Filter this material down to the lines that hold "SUPRAJIT", copying each one.

Provided material
##########

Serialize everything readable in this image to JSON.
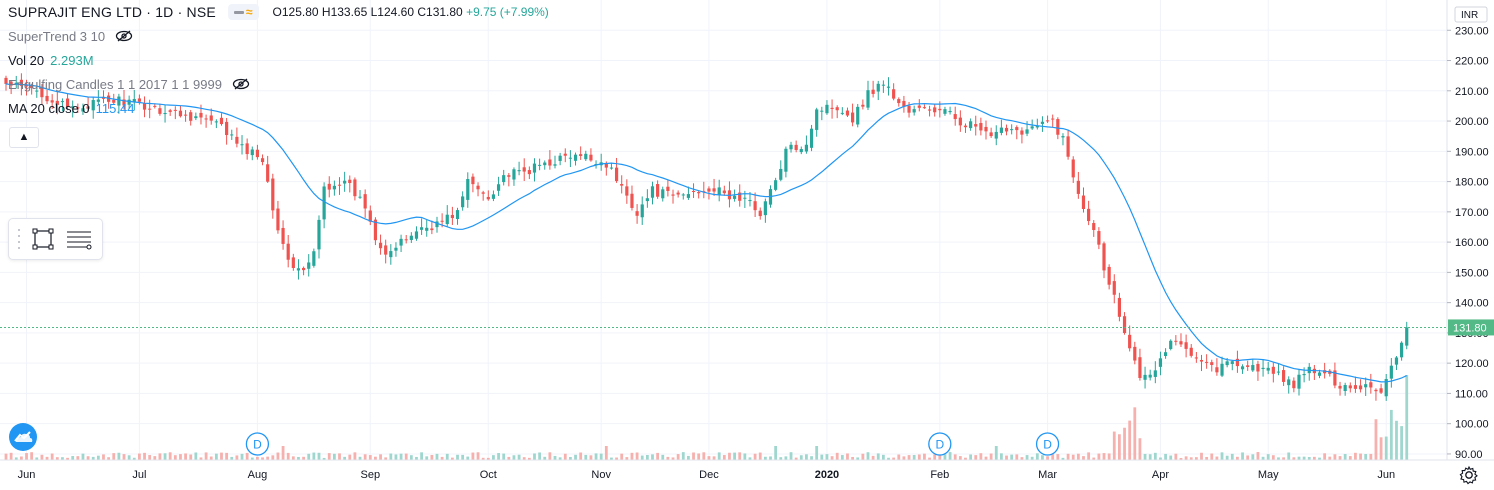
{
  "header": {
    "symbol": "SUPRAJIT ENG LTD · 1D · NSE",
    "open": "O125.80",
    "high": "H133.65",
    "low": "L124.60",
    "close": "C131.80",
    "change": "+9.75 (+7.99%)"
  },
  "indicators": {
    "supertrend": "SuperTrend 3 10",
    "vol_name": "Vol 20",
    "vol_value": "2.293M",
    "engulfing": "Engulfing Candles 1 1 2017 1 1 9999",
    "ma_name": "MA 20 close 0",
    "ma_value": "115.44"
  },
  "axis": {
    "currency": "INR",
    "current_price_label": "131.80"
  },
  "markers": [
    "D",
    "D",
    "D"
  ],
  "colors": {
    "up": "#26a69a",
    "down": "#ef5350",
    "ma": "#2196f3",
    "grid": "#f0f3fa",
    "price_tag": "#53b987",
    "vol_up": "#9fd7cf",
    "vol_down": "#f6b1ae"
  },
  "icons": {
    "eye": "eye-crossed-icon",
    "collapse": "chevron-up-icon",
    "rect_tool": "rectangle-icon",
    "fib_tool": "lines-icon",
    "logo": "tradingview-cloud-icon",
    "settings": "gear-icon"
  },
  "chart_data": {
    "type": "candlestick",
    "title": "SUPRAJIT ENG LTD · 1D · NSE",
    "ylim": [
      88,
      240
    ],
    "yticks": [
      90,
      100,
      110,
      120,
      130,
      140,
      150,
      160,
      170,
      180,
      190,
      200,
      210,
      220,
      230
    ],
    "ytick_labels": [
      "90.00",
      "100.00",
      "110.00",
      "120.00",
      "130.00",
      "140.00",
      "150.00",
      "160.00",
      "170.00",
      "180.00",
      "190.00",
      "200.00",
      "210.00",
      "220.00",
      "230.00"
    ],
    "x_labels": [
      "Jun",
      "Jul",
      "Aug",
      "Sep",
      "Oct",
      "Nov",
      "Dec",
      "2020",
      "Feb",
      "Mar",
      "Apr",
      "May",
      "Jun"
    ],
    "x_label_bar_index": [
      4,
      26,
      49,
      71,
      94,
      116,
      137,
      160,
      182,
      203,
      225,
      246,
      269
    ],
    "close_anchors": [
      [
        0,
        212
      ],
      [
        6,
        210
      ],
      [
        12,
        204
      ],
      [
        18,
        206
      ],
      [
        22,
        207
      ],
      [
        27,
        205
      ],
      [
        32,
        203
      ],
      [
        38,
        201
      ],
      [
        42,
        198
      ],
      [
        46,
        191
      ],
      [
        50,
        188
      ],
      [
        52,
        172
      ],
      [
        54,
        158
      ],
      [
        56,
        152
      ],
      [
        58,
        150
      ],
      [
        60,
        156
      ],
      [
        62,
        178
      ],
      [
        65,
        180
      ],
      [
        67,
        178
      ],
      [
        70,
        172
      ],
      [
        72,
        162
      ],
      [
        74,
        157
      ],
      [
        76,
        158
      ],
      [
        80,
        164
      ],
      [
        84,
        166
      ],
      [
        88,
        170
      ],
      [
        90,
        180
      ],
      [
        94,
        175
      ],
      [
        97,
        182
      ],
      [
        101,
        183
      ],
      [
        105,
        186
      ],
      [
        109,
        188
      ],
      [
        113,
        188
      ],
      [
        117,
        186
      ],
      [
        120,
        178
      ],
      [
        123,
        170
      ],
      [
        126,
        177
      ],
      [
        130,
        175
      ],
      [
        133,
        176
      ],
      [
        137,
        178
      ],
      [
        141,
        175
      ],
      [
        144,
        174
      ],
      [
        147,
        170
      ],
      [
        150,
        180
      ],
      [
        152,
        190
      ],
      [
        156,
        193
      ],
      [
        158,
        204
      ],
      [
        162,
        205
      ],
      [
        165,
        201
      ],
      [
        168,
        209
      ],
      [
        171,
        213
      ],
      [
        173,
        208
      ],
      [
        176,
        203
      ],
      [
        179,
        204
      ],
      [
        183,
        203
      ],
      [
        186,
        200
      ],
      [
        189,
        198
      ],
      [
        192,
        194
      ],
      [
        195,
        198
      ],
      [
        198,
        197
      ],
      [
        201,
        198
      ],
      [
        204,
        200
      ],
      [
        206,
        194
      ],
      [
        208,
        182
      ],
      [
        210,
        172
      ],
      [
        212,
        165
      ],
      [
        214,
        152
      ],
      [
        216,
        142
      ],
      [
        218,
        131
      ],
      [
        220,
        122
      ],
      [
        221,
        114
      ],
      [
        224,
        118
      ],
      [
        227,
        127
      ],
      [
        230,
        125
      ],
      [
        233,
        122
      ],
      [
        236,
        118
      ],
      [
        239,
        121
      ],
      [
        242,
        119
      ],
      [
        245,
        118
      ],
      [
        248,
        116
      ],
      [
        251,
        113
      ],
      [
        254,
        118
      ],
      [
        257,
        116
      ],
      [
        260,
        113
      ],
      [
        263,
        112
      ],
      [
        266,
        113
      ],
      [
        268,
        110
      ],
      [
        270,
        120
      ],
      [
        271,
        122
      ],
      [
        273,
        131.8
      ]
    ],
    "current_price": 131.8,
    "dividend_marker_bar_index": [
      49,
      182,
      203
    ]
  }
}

##########

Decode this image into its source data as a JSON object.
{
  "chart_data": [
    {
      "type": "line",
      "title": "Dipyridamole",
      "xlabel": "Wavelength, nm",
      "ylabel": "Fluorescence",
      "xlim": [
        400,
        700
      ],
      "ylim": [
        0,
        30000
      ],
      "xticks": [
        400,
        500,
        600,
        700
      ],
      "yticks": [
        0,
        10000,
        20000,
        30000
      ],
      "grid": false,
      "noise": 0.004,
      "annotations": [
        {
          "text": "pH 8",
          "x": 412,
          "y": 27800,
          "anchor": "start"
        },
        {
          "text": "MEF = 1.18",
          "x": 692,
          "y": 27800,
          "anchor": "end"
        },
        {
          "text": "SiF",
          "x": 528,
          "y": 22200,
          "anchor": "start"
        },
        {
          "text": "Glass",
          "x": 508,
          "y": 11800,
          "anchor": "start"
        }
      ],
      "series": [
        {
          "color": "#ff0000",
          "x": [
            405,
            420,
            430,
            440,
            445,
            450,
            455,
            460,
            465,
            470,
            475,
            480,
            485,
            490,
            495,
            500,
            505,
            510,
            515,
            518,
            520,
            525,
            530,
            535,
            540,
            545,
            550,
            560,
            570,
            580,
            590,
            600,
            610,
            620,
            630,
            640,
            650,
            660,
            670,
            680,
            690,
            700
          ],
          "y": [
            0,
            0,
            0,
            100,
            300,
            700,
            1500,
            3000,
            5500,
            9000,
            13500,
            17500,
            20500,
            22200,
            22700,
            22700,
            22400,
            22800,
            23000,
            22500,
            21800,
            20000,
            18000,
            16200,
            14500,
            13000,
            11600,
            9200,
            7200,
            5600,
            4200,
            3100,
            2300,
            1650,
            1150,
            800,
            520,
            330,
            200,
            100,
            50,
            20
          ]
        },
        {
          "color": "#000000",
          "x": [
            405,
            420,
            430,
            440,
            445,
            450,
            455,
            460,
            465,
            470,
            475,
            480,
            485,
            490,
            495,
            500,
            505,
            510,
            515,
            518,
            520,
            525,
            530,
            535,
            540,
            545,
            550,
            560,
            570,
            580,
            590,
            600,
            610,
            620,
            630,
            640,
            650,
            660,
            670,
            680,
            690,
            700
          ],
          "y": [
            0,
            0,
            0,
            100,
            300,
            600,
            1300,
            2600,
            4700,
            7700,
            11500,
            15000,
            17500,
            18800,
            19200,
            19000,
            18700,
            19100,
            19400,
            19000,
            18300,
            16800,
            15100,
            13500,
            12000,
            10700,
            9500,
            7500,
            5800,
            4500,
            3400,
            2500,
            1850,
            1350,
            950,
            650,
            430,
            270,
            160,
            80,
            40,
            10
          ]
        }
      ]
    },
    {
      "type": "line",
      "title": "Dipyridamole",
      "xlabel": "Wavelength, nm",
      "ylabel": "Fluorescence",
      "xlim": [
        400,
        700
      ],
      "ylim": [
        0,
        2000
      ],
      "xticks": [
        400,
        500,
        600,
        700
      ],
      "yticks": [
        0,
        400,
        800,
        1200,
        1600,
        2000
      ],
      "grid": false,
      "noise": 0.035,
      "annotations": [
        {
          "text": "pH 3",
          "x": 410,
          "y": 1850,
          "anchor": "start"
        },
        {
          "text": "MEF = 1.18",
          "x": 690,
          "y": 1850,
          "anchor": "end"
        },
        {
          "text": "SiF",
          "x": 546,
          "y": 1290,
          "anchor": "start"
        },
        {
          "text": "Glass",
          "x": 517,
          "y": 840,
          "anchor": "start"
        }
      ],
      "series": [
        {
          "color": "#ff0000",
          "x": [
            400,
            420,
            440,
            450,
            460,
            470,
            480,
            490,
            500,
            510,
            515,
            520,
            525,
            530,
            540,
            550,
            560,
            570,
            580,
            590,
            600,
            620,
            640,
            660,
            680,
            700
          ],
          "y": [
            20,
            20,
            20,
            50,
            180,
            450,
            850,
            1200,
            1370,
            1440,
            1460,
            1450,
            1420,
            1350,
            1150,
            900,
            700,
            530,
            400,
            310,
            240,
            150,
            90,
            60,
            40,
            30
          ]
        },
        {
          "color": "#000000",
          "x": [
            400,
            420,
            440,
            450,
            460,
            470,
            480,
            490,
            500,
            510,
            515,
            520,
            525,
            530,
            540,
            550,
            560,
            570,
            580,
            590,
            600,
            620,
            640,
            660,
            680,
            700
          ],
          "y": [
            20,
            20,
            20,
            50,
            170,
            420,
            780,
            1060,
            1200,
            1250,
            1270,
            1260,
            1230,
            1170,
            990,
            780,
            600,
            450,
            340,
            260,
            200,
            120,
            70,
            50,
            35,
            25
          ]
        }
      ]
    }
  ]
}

##########

Task answer
    "symbol": "SUPRAJIT ENG LTD · 1D · NSE",
    "title": "SUPRAJIT ENG LTD · 1D · NSE",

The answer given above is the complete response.